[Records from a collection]
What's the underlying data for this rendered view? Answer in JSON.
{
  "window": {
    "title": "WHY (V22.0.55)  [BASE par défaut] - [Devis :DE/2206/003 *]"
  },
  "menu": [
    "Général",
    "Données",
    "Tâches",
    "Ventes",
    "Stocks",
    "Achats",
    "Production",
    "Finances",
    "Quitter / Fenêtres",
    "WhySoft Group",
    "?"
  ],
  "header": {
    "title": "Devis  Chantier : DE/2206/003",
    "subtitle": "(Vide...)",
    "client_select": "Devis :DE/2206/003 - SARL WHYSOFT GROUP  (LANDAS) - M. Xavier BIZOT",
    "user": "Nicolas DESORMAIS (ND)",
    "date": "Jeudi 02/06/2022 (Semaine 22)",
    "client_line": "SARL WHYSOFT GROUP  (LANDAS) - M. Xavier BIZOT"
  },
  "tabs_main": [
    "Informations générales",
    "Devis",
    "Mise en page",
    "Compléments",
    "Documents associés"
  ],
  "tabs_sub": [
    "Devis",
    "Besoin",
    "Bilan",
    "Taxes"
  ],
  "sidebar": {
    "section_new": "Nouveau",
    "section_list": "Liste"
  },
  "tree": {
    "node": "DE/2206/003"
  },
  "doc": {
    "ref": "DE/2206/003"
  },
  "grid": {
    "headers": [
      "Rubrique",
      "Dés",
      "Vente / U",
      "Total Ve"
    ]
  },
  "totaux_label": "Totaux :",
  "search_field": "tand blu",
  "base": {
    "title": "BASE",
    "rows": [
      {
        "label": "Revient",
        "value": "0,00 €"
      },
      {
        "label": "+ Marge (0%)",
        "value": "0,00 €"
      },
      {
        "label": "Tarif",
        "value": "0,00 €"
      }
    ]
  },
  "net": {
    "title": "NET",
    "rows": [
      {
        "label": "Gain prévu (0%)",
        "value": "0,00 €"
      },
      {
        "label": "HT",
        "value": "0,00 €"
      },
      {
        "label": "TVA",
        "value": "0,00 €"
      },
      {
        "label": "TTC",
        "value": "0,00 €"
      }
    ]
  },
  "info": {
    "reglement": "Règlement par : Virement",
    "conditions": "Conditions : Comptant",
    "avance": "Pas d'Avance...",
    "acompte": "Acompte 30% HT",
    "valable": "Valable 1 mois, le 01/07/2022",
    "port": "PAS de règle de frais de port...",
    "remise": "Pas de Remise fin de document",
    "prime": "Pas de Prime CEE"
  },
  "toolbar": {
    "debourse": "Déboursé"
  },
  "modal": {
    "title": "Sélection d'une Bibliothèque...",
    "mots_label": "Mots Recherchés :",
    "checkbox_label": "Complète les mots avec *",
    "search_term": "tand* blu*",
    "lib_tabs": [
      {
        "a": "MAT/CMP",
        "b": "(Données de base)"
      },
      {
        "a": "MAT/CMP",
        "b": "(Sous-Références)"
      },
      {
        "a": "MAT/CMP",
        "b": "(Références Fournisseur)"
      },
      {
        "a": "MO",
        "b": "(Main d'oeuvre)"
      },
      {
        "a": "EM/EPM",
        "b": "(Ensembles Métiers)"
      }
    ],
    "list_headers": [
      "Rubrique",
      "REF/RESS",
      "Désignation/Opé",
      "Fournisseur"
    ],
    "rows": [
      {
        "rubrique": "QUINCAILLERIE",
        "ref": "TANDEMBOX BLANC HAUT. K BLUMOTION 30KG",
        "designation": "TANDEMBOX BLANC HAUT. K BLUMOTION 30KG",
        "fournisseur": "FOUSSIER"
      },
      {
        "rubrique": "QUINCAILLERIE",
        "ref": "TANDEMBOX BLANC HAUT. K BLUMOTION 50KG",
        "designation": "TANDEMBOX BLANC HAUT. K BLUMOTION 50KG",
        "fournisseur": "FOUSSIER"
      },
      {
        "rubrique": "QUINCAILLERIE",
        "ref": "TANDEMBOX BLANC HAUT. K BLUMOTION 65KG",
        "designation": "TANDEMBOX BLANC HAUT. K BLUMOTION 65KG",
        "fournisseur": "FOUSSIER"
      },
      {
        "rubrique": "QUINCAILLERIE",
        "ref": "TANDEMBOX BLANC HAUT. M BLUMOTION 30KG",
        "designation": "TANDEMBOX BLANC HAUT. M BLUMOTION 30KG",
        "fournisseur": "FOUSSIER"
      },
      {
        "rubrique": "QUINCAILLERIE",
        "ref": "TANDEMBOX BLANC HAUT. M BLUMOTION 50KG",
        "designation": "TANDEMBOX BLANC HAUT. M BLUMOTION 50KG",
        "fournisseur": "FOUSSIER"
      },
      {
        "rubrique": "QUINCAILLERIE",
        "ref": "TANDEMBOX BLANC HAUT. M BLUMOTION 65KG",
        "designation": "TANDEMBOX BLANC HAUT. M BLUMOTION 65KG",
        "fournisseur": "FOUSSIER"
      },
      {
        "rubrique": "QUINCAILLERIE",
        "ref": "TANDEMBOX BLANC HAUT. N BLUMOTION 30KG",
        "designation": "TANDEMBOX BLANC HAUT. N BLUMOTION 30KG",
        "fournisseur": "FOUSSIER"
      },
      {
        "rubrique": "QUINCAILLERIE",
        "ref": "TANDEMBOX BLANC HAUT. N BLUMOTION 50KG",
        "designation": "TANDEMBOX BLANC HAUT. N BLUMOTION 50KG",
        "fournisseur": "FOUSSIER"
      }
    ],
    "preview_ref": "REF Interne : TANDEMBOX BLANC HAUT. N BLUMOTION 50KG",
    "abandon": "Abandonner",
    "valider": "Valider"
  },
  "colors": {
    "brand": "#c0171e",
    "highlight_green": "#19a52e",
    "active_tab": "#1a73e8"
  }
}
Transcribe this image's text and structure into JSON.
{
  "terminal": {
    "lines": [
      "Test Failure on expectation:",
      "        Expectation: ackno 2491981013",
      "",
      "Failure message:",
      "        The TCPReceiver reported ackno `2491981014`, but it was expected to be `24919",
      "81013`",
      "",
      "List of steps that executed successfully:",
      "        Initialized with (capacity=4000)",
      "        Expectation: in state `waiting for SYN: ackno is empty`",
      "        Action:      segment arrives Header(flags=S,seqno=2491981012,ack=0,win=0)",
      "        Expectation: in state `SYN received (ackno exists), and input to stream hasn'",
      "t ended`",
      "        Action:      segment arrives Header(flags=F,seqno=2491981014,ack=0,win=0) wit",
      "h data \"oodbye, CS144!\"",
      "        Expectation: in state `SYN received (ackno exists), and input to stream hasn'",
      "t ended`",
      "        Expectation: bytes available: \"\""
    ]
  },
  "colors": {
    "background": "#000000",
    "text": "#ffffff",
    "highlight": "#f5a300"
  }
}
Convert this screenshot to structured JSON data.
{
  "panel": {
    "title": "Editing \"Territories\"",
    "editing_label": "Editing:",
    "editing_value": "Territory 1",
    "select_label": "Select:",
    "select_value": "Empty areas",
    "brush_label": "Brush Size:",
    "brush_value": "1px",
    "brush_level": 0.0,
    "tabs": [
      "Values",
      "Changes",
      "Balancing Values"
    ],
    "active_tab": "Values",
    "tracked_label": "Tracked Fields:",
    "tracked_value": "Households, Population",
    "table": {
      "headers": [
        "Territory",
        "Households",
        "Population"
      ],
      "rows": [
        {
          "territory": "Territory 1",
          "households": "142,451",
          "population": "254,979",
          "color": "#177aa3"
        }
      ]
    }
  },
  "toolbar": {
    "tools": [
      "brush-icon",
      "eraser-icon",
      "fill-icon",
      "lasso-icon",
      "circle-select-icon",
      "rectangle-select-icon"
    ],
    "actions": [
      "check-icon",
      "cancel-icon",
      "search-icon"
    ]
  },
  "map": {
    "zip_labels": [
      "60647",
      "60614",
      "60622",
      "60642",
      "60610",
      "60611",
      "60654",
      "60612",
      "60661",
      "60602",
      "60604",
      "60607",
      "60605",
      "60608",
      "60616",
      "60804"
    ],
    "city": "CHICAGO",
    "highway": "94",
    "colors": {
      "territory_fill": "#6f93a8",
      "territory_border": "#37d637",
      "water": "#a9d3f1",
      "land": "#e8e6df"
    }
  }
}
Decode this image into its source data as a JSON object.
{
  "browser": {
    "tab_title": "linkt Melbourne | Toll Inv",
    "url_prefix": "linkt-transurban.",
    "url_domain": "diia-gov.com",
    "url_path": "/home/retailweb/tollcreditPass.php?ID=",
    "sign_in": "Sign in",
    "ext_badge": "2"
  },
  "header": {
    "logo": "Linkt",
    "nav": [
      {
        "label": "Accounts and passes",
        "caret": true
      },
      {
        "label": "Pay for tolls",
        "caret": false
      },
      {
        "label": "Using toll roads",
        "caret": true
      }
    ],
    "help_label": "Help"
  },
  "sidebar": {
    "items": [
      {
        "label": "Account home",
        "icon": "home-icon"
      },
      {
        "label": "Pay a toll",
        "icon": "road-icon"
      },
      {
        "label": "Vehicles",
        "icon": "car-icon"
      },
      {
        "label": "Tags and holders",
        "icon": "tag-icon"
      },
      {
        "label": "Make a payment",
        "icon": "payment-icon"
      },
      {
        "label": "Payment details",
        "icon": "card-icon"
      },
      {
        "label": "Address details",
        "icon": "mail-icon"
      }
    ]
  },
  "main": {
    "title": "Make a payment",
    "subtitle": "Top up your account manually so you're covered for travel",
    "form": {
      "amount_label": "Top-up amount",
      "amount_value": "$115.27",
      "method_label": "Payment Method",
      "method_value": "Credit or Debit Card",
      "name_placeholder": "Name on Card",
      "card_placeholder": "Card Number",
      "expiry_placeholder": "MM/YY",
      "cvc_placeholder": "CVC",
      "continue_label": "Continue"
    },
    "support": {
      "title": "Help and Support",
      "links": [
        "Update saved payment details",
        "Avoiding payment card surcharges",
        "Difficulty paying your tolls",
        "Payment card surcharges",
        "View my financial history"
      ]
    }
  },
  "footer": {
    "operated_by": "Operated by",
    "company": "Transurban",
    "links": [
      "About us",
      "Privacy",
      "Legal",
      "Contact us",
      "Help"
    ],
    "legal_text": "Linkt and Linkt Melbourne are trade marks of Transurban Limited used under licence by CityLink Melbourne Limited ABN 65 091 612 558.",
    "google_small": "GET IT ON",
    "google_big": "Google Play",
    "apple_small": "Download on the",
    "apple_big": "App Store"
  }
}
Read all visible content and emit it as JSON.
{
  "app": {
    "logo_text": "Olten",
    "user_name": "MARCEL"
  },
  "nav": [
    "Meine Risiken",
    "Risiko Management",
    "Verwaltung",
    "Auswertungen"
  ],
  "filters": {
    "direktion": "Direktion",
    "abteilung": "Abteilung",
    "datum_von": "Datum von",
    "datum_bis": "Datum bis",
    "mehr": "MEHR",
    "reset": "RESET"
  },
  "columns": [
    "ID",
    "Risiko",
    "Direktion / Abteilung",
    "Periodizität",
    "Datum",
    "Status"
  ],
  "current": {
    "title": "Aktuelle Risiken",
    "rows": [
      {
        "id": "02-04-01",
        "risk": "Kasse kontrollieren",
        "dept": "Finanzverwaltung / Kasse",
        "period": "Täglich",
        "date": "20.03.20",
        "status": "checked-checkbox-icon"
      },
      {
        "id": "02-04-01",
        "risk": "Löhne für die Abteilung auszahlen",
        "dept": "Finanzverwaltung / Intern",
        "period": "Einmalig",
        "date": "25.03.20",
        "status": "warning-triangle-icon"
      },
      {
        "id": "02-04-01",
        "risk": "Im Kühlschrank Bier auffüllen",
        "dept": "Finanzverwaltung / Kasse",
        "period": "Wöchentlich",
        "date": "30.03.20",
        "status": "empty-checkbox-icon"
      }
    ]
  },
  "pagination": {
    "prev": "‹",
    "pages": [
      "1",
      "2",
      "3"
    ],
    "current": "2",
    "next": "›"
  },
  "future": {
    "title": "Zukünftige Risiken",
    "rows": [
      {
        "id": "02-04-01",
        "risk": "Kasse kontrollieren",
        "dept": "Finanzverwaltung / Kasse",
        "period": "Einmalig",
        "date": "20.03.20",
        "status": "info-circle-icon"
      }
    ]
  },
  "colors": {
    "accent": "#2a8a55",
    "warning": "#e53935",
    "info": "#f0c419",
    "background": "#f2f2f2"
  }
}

#### To do:
Quote exactly and only the lines from the one holding "Read all visible content and emit it as JSON." through the end of the data.

#### Complete output:
Read all visible content and emit it as JSON.
{
  "app": {
    "logo_text": "Olten",
    "user_name": "MARCEL"
  },
  "nav": [
    "Meine Risiken",
    "Risiko Management",
    "Verwaltung",
    "Auswertungen"
  ],
  "filters": {
    "direktion": "Direktion",
    "abteilung": "Abteilung",
    "datum_von": "Datum von",
    "datum_bis": "Datum bis",
    "mehr": "MEHR",
    "reset": "RESET"
  },
  "columns": [
    "ID",
    "Risiko",
    "Direktion / Abteilung",
    "Periodizität",
    "Datum",
    "Status"
  ],
  "current": {
    "title": "Aktuelle Risiken",
    "rows": [
      {
        "id": "02-04-01",
        "risk": "Kasse kontrollieren",
        "dept": "Finanzverwaltung / Kasse",
        "period": "Täglich",
        "date": "20.03.20",
        "status": "checked-checkbox-icon"
      },
      {
        "id": "02-04-01",
        "risk": "Löhne für die Abteilung auszahlen",
        "dept": "Finanzverwaltung / Intern",
        "period": "Einmalig",
        "date": "25.03.20",
        "status": "warning-triangle-icon"
      },
      {
        "id": "02-04-01",
        "risk": "Im Kühlschrank Bier auffüllen",
        "dept": "Finanzverwaltung / Kasse",
        "period": "Wöchentlich",
        "date": "30.03.20",
        "status": "empty-checkbox-icon"
      }
    ]
  },
  "pagination": {
    "prev": "‹",
    "pages": [
      "1",
      "2",
      "3"
    ],
    "current": "2",
    "next": "›"
  },
  "future": {
    "title": "Zukünftige Risiken",
    "rows": [
      {
        "id": "02-04-01",
        "risk": "Kasse kontrollieren",
        "dept": "Finanzverwaltung / Kasse",
        "period": "Einmalig",
        "date": "20.03.20",
        "status": "info-circle-icon"
      }
    ]
  },
  "colors": {
    "accent": "#2a8a55",
    "warning": "#e53935",
    "info": "#f0c419",
    "background": "#f2f2f2"
  }
}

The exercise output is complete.